(Data listing)
::::
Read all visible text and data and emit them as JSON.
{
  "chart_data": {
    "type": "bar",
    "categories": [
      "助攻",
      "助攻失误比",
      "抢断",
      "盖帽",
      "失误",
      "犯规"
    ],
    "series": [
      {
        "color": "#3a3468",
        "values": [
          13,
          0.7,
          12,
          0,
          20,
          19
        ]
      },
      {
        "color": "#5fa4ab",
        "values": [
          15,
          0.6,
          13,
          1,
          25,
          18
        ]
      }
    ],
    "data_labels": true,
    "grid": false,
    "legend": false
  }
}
::::
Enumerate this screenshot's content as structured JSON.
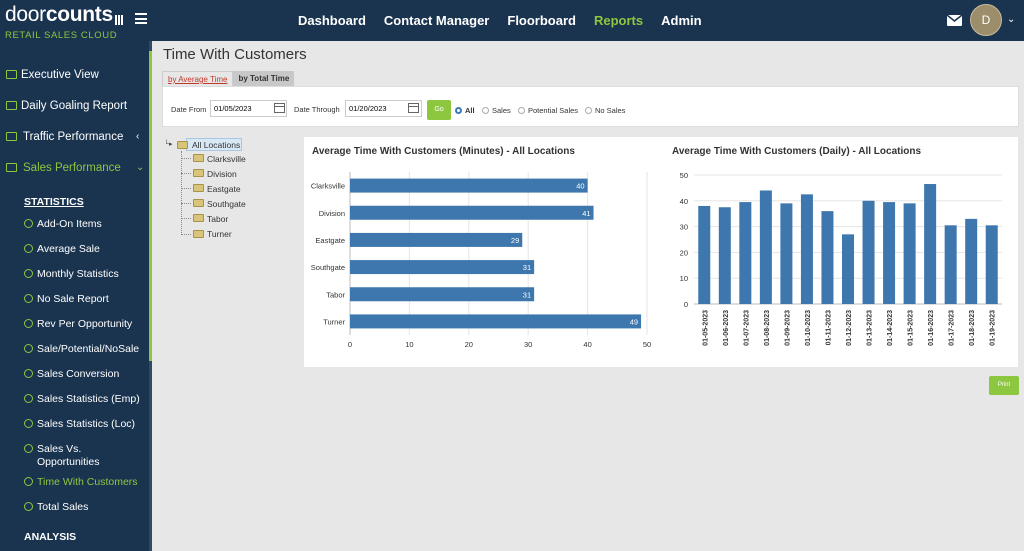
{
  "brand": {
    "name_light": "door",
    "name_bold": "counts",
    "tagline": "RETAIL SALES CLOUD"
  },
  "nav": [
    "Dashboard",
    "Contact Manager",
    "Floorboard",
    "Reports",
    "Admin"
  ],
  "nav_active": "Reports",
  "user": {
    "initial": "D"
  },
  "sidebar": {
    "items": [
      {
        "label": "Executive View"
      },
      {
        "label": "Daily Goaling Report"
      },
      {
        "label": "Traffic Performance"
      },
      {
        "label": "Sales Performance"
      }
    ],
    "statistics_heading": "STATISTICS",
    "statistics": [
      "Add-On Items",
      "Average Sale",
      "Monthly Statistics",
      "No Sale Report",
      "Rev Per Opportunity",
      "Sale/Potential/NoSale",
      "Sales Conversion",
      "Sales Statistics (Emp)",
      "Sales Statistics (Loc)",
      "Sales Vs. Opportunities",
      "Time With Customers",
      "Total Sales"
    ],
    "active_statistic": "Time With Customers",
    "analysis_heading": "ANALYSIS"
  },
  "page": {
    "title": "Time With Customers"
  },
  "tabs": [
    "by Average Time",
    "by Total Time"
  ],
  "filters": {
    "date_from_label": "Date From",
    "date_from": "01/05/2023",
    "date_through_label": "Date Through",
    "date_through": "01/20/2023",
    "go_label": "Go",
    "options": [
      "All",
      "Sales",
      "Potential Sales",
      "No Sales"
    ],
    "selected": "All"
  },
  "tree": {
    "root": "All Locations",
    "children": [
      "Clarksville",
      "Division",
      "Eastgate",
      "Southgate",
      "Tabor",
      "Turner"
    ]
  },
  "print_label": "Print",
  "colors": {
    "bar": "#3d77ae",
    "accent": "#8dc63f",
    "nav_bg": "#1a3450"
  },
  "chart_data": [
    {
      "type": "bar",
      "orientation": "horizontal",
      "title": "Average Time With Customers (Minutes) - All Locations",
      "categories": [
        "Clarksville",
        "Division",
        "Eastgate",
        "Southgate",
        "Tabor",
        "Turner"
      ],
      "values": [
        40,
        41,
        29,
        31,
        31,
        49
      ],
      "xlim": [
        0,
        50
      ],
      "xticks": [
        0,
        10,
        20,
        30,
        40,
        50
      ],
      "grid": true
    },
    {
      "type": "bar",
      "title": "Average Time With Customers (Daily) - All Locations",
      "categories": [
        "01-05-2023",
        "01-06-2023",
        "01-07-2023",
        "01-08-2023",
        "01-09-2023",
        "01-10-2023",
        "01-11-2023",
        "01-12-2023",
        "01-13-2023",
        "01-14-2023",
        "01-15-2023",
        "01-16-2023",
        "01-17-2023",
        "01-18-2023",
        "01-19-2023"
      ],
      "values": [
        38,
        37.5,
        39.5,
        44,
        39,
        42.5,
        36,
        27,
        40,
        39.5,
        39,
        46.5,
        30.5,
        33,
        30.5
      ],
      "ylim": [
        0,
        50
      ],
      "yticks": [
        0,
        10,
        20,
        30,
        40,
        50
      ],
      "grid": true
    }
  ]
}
::::
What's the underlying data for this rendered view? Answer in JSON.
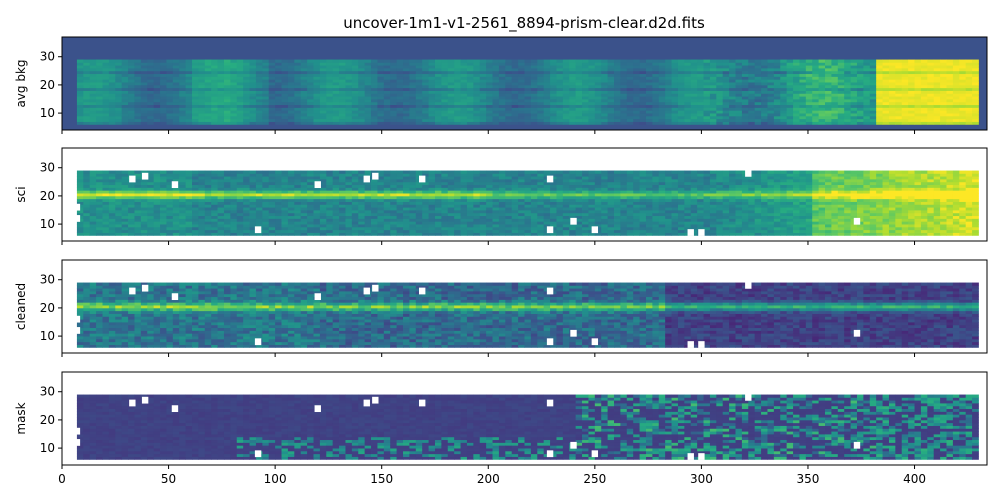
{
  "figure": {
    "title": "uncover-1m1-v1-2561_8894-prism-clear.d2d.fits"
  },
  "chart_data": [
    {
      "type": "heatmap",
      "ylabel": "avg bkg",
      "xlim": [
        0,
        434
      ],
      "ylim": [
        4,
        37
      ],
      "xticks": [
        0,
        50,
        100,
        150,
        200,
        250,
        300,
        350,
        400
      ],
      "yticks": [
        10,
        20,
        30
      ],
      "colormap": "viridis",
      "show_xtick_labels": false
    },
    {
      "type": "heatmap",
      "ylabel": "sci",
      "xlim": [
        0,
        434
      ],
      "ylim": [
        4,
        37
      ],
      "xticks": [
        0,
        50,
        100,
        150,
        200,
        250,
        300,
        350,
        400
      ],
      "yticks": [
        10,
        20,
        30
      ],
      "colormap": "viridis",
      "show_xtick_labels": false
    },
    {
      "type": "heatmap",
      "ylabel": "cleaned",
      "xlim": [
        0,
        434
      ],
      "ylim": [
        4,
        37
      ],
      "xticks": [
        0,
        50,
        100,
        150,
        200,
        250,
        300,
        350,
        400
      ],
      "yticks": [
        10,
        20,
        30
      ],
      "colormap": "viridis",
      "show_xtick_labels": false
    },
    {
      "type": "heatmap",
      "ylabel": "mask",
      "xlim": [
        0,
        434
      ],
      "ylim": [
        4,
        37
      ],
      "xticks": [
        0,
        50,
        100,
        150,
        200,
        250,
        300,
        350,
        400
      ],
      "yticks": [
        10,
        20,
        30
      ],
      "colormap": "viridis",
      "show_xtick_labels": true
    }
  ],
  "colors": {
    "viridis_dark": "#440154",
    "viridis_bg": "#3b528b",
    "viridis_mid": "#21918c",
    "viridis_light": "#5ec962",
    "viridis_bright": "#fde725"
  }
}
::::
- **Requirement**:
Show all lines from the records above where the word "Potential" occurs.

- **Answer to this exercise**:
      "Sale/Potential/NoSale",
      "Potential Sales",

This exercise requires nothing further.